## start Records for processing

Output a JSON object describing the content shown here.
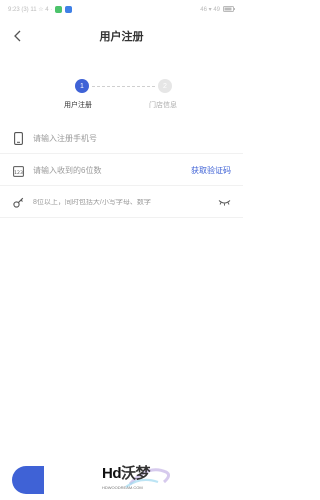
{
  "status_bar": {
    "left_text": "9:23 (3) 11 ☆ 4 ·",
    "right_text": "46 ▾ 49"
  },
  "colors": {
    "accent": "#3f62d6",
    "inactive_step": "#e6e6e6",
    "placeholder": "#9a9a9a"
  },
  "header": {
    "title": "用户注册",
    "back_icon": "chevron-left-icon"
  },
  "steps": [
    {
      "number": "1",
      "label": "用户注册",
      "active": true
    },
    {
      "number": "2",
      "label": "门店信息",
      "active": false
    }
  ],
  "form": {
    "phone": {
      "placeholder": "请输入注册手机号",
      "value": "",
      "icon": "phone-icon"
    },
    "code": {
      "placeholder": "请输入收到的6位数",
      "value": "",
      "icon": "verification-code-icon",
      "action_label": "获取验证码"
    },
    "password": {
      "placeholder": "8位以上，同时包括大/小写字母、数字",
      "value": "",
      "icon": "key-icon",
      "toggle_icon": "eye-closed-icon"
    }
  },
  "watermark": {
    "title_latin": "Hd",
    "title_cn": "沃梦",
    "subtitle": "HDWOODREAM.COM"
  }
}
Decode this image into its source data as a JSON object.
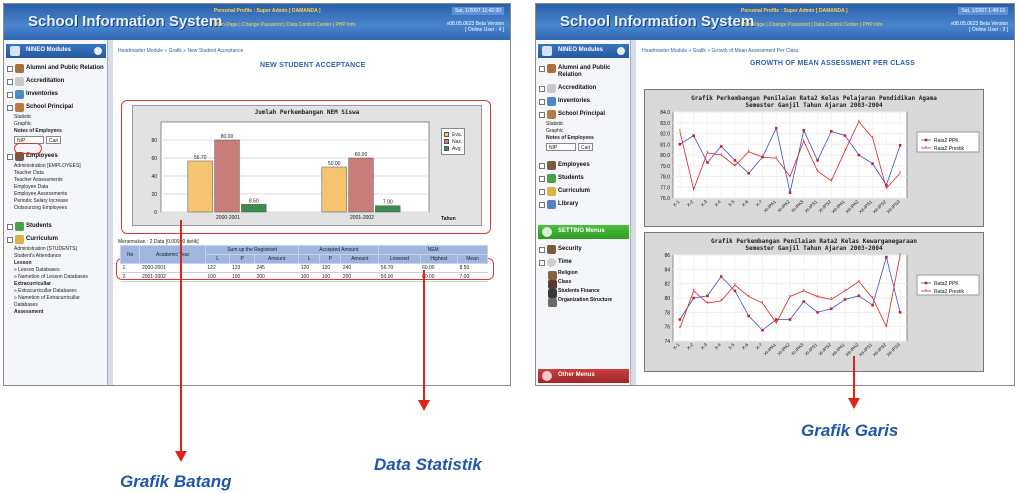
{
  "app": {
    "title": "School Information System",
    "profile": "Personal Profile : Super Admin [ DAMANDA ]",
    "links": "Main Page | Change Password | Data Control Center | PHP Info",
    "date1": "Sat, 1/2007 11:42:30",
    "date2": "Sat, 1/2007 1:49:16",
    "version": "v08.05.0623 Beta Version",
    "online": "[ Online User : 4 ]",
    "online2": "[ Online User : 3 ]"
  },
  "sidebar": {
    "modules_label": "NINEO Modules",
    "items1": [
      "Alumni and Public Relation",
      "Accreditation",
      "Inventories",
      "School Principal"
    ],
    "principal_sub": [
      "Statistic",
      "Graphic"
    ],
    "notes_label": "Notes of Employees",
    "search_value": "NIP",
    "search_btn": "Cari",
    "employees": "Employees",
    "employee_sub": [
      "Administration [EMPLOYEES]",
      "Teacher Data",
      "Teacher Assessments",
      "Employee Data",
      "Employee Assessments",
      "Periodic Salary Increase",
      "Outsourcing Employees"
    ],
    "students": "Students",
    "curriculum": "Curriculum",
    "curriculum_sub": [
      "Administration [STUDENTS]",
      "Student's Attendance",
      "Lesson",
      "» Lesson Databases",
      "» Nametion of Lesson Databases",
      "Extracurricullar",
      "» Extracurricullar Databases",
      "» Nametion of Extracurricullar Databases",
      "Assessment"
    ],
    "curriculum_bold": [
      "Lesson",
      "Extracurricullar",
      "Assessment"
    ],
    "library": "Library",
    "setting_label": "SETTING Menus",
    "setting_items": [
      "Security",
      "Time"
    ],
    "setting_sub": [
      "Religion",
      "Class",
      "Students Finance",
      "Organization Structure"
    ],
    "other_label": "Other Menus"
  },
  "left": {
    "breadcrumb": "Headmaster Module » Grafik » New Student Acceptance",
    "page_title": "NEW STUDENT ACCEPTANCE",
    "table_caption": "Menemukan : 2 Data [0,00990 detik]",
    "table_headers_top": [
      "No",
      "Academic Year",
      "Sum up the Registrant",
      "Accepted Amount",
      "NEM"
    ],
    "table_headers_sub": [
      "L",
      "P",
      "Amount",
      "L",
      "P",
      "Amount",
      "Lowered",
      "Highest",
      "Mean"
    ],
    "rows": [
      [
        "1.",
        "2000-2001",
        "122",
        "123",
        "245",
        "120",
        "120",
        "240",
        "56.70",
        "60.00",
        "8.50"
      ],
      [
        "2.",
        "2001-2002",
        "100",
        "100",
        "200",
        "100",
        "100",
        "200",
        "50.00",
        "60.00",
        "7.00"
      ]
    ]
  },
  "right": {
    "breadcrumb": "Headmaster Module » Grafik » Growth of Mean Assessment Per Class",
    "page_title": "GROWTH OF MEAN ASSESSMENT PER CLASS"
  },
  "captions": {
    "bar": "Grafik Batang",
    "stat": "Data Statistik",
    "line": "Grafik Garis"
  },
  "colors": {
    "eva": "#f5c470",
    "nax": "#c97d7b",
    "avg": "#3b8c4e",
    "blue": "#3a4fd6",
    "red": "#e02020"
  },
  "chart_data": [
    {
      "type": "bar",
      "title": "Jumlah Perkembangan NEM Siswa",
      "categories": [
        "2000-2001",
        "2001-2002"
      ],
      "xlabel": "Tahun",
      "ylim": [
        0,
        100
      ],
      "yticks": [
        "0",
        "20",
        "40",
        "60",
        "80"
      ],
      "series": [
        {
          "name": "Eva.",
          "values": [
            56.7,
            50.0
          ],
          "labels": [
            "56.70",
            "50.00"
          ]
        },
        {
          "name": "Nax.",
          "values": [
            80.0,
            60.0
          ],
          "labels": [
            "80.00",
            "60.00"
          ]
        },
        {
          "name": "Avg",
          "values": [
            8.5,
            7.0
          ],
          "labels": [
            "8.50",
            "7.00"
          ]
        }
      ]
    },
    {
      "type": "line",
      "title": "Grafik Perkembangan Penilaian Rata2 Kelas Pelajaran Pendidikan Agama",
      "subtitle": "Semester Ganjil Tahun Ajaran 2003-2004",
      "categories": [
        "X-1",
        "X-2",
        "X-3",
        "X-4",
        "X-5",
        "X-6",
        "X-7",
        "XI-IPA1",
        "XI-IPA2",
        "XI-IPA3",
        "XI-IPS1",
        "XI-IPS2",
        "XII-IPA1",
        "XII-IPA2",
        "XII-IPS1",
        "XII-IPS2",
        "XII-IPS3"
      ],
      "ylim": [
        76.0,
        84.0
      ],
      "yticks": [
        "76.0",
        "77.0",
        "78.0",
        "79.0",
        "80.0",
        "81.0",
        "82.0",
        "83.0",
        "84.0"
      ],
      "series": [
        {
          "name": "Rata2 PPK",
          "values": [
            81.0,
            81.8,
            79.3,
            80.8,
            79.5,
            78.3,
            79.8,
            82.5,
            76.5,
            82.3,
            79.5,
            82.2,
            81.8,
            80.0,
            79.2,
            77.2,
            80.9
          ]
        },
        {
          "name": "Rata2 Prestik",
          "values": [
            82.2,
            76.8,
            80.2,
            80.0,
            79.0,
            80.3,
            79.8,
            79.7,
            78.0,
            81.3,
            78.5,
            77.6,
            80.4,
            83.1,
            81.6,
            76.9,
            78.3
          ]
        }
      ]
    },
    {
      "type": "line",
      "title": "Grafik Perkembangan Penilaian Rata2 Kelas Kewarganegaraan",
      "subtitle": "Semester Ganjil Tahun Ajaran 2003-2004",
      "categories": [
        "X-1",
        "X-2",
        "X-3",
        "X-4",
        "X-5",
        "X-6",
        "X-7",
        "XI-IPA1",
        "XI-IPA2",
        "XI-IPA3",
        "XI-IPS1",
        "XI-IPS2",
        "XII-IPA1",
        "XII-IPA2",
        "XII-IPS1",
        "XII-IPS2",
        "XII-IPS3"
      ],
      "ylim": [
        74,
        86
      ],
      "yticks": [
        "74",
        "76",
        "78",
        "80",
        "82",
        "84",
        "86"
      ],
      "series": [
        {
          "name": "Rata2 PPK",
          "values": [
            77.0,
            80.0,
            80.3,
            83.0,
            81.0,
            77.5,
            75.5,
            77.0,
            77.0,
            79.5,
            78.0,
            78.5,
            79.8,
            80.3,
            79.0,
            85.7,
            78.0
          ]
        },
        {
          "name": "Rata2 Prestik",
          "values": [
            75.8,
            81.0,
            79.3,
            79.6,
            81.8,
            80.2,
            79.3,
            76.5,
            80.2,
            81.0,
            80.2,
            79.8,
            81.0,
            82.3,
            80.0,
            76.0,
            86.0
          ]
        }
      ]
    }
  ]
}
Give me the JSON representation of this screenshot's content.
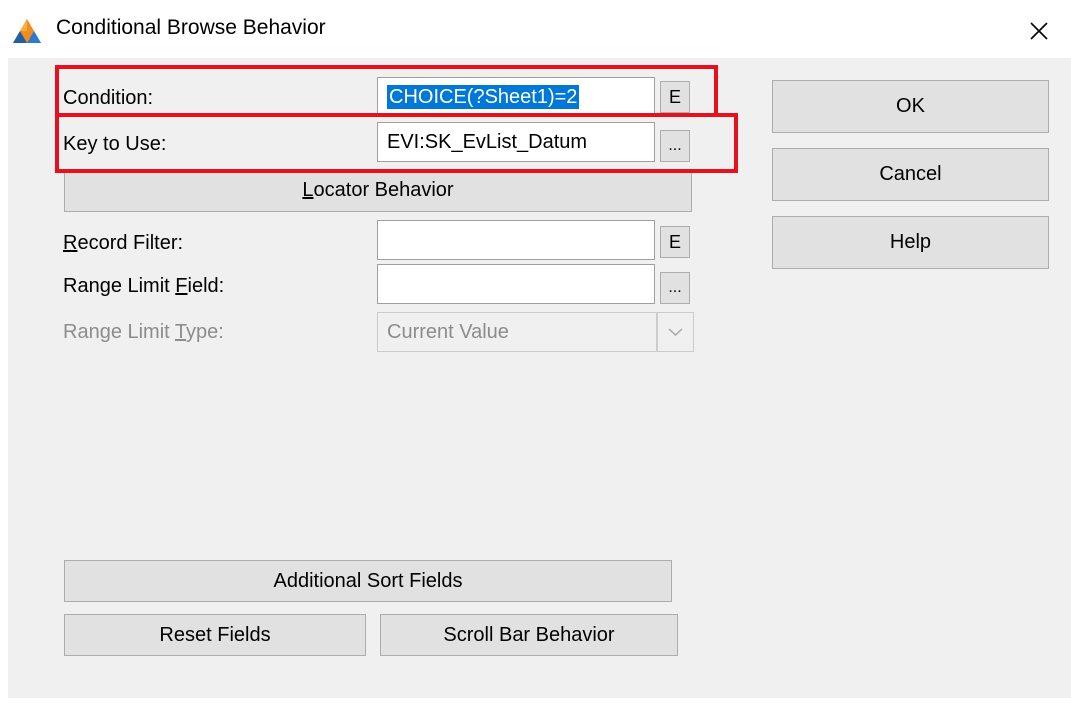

## end Records for processing

Exercise details ▸
Compute how many lines include the string "JSON", then give that number by itself.

Answer to the task ▸
3